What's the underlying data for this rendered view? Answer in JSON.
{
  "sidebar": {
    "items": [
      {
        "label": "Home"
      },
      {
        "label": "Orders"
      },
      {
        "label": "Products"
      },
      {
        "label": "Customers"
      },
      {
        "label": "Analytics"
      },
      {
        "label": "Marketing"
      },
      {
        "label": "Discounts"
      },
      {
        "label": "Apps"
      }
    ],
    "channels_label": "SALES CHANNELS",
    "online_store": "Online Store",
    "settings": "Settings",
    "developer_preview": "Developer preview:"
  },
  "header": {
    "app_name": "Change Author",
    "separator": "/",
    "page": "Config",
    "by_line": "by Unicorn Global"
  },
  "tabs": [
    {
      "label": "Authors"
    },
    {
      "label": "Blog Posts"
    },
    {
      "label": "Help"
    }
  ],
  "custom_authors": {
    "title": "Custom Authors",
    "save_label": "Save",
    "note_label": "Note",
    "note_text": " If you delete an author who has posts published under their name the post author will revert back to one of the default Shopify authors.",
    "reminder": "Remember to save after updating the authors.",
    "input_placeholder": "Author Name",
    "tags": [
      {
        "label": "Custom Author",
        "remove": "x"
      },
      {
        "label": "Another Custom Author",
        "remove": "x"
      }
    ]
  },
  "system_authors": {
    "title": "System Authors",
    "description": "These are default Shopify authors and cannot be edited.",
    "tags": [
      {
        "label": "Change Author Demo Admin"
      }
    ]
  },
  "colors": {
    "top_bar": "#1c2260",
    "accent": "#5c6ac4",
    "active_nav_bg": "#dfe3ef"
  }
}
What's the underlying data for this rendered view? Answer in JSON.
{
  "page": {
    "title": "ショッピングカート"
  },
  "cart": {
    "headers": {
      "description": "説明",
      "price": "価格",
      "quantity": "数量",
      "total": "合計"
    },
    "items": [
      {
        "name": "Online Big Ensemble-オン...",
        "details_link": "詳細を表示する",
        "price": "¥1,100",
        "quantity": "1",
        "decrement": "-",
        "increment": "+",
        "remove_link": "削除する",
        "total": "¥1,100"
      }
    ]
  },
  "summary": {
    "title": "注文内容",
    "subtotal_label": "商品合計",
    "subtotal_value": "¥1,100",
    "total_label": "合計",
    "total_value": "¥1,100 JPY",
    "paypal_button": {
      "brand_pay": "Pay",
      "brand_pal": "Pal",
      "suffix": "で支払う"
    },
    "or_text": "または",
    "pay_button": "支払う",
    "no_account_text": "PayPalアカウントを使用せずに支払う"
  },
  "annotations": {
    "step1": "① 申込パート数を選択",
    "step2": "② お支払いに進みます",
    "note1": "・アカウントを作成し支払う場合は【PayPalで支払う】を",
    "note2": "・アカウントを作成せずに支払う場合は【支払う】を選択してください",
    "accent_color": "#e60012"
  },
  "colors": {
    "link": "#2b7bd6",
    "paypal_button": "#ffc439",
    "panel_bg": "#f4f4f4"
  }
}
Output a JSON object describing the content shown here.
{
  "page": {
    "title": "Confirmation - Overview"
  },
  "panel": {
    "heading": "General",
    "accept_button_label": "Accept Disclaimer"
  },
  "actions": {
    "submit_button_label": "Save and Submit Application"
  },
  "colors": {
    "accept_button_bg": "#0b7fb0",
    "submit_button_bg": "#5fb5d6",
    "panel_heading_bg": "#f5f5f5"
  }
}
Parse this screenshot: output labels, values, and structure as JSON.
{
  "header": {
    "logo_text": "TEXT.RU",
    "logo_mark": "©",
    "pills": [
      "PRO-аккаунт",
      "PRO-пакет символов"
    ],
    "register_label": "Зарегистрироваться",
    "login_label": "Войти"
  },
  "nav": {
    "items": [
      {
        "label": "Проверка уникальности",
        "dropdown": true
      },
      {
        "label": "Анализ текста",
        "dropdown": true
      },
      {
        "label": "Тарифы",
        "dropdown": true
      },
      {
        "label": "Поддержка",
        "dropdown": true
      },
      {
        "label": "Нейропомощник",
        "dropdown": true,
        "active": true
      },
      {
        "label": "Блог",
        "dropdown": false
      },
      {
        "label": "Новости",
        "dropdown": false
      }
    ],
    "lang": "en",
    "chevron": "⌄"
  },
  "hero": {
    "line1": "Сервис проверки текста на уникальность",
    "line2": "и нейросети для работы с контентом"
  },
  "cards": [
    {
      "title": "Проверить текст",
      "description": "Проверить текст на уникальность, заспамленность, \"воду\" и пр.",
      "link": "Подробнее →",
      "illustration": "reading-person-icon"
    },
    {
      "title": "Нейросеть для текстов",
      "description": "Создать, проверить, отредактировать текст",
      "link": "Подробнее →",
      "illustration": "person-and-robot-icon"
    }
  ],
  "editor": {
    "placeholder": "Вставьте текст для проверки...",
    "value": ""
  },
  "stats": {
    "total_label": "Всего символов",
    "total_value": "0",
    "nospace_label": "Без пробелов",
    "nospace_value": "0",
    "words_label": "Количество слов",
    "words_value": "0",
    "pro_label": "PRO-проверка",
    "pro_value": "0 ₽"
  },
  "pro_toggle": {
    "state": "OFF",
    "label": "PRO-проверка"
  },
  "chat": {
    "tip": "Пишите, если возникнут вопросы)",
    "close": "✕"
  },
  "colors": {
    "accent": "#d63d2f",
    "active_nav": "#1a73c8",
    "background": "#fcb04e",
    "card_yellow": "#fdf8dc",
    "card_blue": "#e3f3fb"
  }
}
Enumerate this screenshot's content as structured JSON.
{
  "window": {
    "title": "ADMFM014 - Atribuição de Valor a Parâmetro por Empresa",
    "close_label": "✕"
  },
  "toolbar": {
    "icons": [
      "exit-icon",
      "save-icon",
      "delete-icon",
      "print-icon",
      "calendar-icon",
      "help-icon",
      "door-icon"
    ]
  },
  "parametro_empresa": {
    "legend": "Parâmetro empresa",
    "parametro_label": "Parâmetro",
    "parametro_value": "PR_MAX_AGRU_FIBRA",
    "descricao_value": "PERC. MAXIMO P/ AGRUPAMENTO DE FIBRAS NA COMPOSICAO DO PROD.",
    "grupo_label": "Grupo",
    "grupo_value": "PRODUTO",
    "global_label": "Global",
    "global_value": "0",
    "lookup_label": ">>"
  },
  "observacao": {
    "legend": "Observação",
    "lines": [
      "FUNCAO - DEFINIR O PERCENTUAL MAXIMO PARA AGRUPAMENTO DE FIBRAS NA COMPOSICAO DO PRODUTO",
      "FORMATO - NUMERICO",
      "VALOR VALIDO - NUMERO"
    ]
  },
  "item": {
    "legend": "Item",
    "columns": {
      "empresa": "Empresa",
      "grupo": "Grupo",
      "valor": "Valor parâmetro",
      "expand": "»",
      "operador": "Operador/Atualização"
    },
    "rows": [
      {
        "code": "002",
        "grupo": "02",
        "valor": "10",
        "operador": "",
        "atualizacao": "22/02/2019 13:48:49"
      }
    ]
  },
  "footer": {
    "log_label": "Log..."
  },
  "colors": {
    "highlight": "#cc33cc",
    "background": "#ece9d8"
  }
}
^^^^^^^^
# EXERCISE:
Quote every line of the data, word for word.

# ANSWER TO THIS PROBLEM:
What's the underlying data for this rendered view? Answer in JSON.
{
  "sidebar": {
    "items": [
      {
        "label": "Home"
      },
      {
        "label": "Orders"
      },
      {
        "label": "Products"
      },
      {
        "label": "Customers"
      },
      {
        "label": "Analytics"
      },
      {
        "label": "Marketing"
      },
      {
        "label": "Discounts"
      },
      {
        "label": "Apps"
      }
    ],
    "channels_label": "SALES CHANNELS",
    "online_store": "Online Store",
    "settings": "Settings",
    "developer_preview": "Developer preview:"
  },
  "header": {
    "app_name": "Change Author",
    "separator": "/",
    "page": "Config",
    "by_line": "by Unicorn Global"
  },
  "tabs": [
    {
      "label": "Authors"
    },
    {
      "label": "Blog Posts"
    },
    {
      "label": "Help"
    }
  ],
  "custom_authors": {
    "title": "Custom Authors",
    "save_label": "Save",
    "note_label": "Note",
    "note_text": " If you delete an author who has posts published under their name the post author will revert back to one of the default Shopify authors.",
    "reminder": "Remember to save after updating the authors.",
    "input_placeholder": "Author Name",
    "tags": [
      {
        "label": "Custom Author",
        "remove": "x"
      },
      {
        "label": "Another Custom Author",
        "remove": "x"
      }
    ]
  },
  "system_authors": {
    "title": "System Authors",
    "description": "These are default Shopify authors and cannot be edited.",
    "tags": [
      {
        "label": "Change Author Demo Admin"
      }
    ]
  },
  "colors": {
    "top_bar": "#1c2260",
    "accent": "#5c6ac4",
    "active_nav_bg": "#dfe3ef"
  }
}
What's the underlying data for this rendered view? Answer in JSON.
{
  "page": {
    "title": "ショッピングカート"
  },
  "cart": {
    "headers": {
      "description": "説明",
      "price": "価格",
      "quantity": "数量",
      "total": "合計"
    },
    "items": [
      {
        "name": "Online Big Ensemble-オン...",
        "details_link": "詳細を表示する",
        "price": "¥1,100",
        "quantity": "1",
        "decrement": "-",
        "increment": "+",
        "remove_link": "削除する",
        "total": "¥1,100"
      }
    ]
  },
  "summary": {
    "title": "注文内容",
    "subtotal_label": "商品合計",
    "subtotal_value": "¥1,100",
    "total_label": "合計",
    "total_value": "¥1,100 JPY",
    "paypal_button": {
      "brand_pay": "Pay",
      "brand_pal": "Pal",
      "suffix": "で支払う"
    },
    "or_text": "または",
    "pay_button": "支払う",
    "no_account_text": "PayPalアカウントを使用せずに支払う"
  },
  "annotations": {
    "step1": "① 申込パート数を選択",
    "step2": "② お支払いに進みます",
    "note1": "・アカウントを作成し支払う場合は【PayPalで支払う】を",
    "note2": "・アカウントを作成せずに支払う場合は【支払う】を選択してください",
    "accent_color": "#e60012"
  },
  "colors": {
    "link": "#2b7bd6",
    "paypal_button": "#ffc439",
    "panel_bg": "#f4f4f4"
  }
}
Output a JSON object describing the content shown here.
{
  "page": {
    "title": "Confirmation - Overview"
  },
  "panel": {
    "heading": "General",
    "accept_button_label": "Accept Disclaimer"
  },
  "actions": {
    "submit_button_label": "Save and Submit Application"
  },
  "colors": {
    "accept_button_bg": "#0b7fb0",
    "submit_button_bg": "#5fb5d6",
    "panel_heading_bg": "#f5f5f5"
  }
}
Parse this screenshot: output labels, values, and structure as JSON.
{
  "header": {
    "logo_text": "TEXT.RU",
    "logo_mark": "©",
    "pills": [
      "PRO-аккаунт",
      "PRO-пакет символов"
    ],
    "register_label": "Зарегистрироваться",
    "login_label": "Войти"
  },
  "nav": {
    "items": [
      {
        "label": "Проверка уникальности",
        "dropdown": true
      },
      {
        "label": "Анализ текста",
        "dropdown": true
      },
      {
        "label": "Тарифы",
        "dropdown": true
      },
      {
        "label": "Поддержка",
        "dropdown": true
      },
      {
        "label": "Нейропомощник",
        "dropdown": true,
        "active": true
      },
      {
        "label": "Блог",
        "dropdown": false
      },
      {
        "label": "Новости",
        "dropdown": false
      }
    ],
    "lang": "en",
    "chevron": "⌄"
  },
  "hero": {
    "line1": "Сервис проверки текста на уникальность",
    "line2": "и нейросети для работы с контентом"
  },
  "cards": [
    {
      "title": "Проверить текст",
      "description": "Проверить текст на уникальность, заспамленность, \"воду\" и пр.",
      "link": "Подробнее →",
      "illustration": "reading-person-icon"
    },
    {
      "title": "Нейросеть для текстов",
      "description": "Создать, проверить, отредактировать текст",
      "link": "Подробнее →",
      "illustration": "person-and-robot-icon"
    }
  ],
  "editor": {
    "placeholder": "Вставьте текст для проверки...",
    "value": ""
  },
  "stats": {
    "total_label": "Всего символов",
    "total_value": "0",
    "nospace_label": "Без пробелов",
    "nospace_value": "0",
    "words_label": "Количество слов",
    "words_value": "0",
    "pro_label": "PRO-проверка",
    "pro_value": "0 ₽"
  },
  "pro_toggle": {
    "state": "OFF",
    "label": "PRO-проверка"
  },
  "chat": {
    "tip": "Пишите, если возникнут вопросы)",
    "close": "✕"
  },
  "colors": {
    "accent": "#d63d2f",
    "active_nav": "#1a73c8",
    "background": "#fcb04e",
    "card_yellow": "#fdf8dc",
    "card_blue": "#e3f3fb"
  }
}
Enumerate this screenshot's content as structured JSON.
{
  "window": {
    "title": "ADMFM014 - Atribuição de Valor a Parâmetro por Empresa",
    "close_label": "✕"
  },
  "toolbar": {
    "icons": [
      "exit-icon",
      "save-icon",
      "delete-icon",
      "print-icon",
      "calendar-icon",
      "help-icon",
      "door-icon"
    ]
  },
  "parametro_empresa": {
    "legend": "Parâmetro empresa",
    "parametro_label": "Parâmetro",
    "parametro_value": "PR_MAX_AGRU_FIBRA",
    "descricao_value": "PERC. MAXIMO P/ AGRUPAMENTO DE FIBRAS NA COMPOSICAO DO PROD.",
    "grupo_label": "Grupo",
    "grupo_value": "PRODUTO",
    "global_label": "Global",
    "global_value": "0",
    "lookup_label": ">>"
  },
  "observacao": {
    "legend": "Observação",
    "lines": [
      "FUNCAO - DEFINIR O PERCENTUAL MAXIMO PARA AGRUPAMENTO DE FIBRAS NA COMPOSICAO DO PRODUTO",
      "FORMATO - NUMERICO",
      "VALOR VALIDO - NUMERO"
    ]
  },
  "item": {
    "legend": "Item",
    "columns": {
      "empresa": "Empresa",
      "grupo": "Grupo",
      "valor": "Valor parâmetro",
      "expand": "»",
      "operador": "Operador/Atualização"
    },
    "rows": [
      {
        "code": "002",
        "grupo": "02",
        "valor": "10",
        "operador": "",
        "atualizacao": "22/02/2019 13:48:49"
      }
    ]
  },
  "footer": {
    "log_label": "Log..."
  },
  "colors": {
    "highlight": "#cc33cc",
    "background": "#ece9d8"
  }
}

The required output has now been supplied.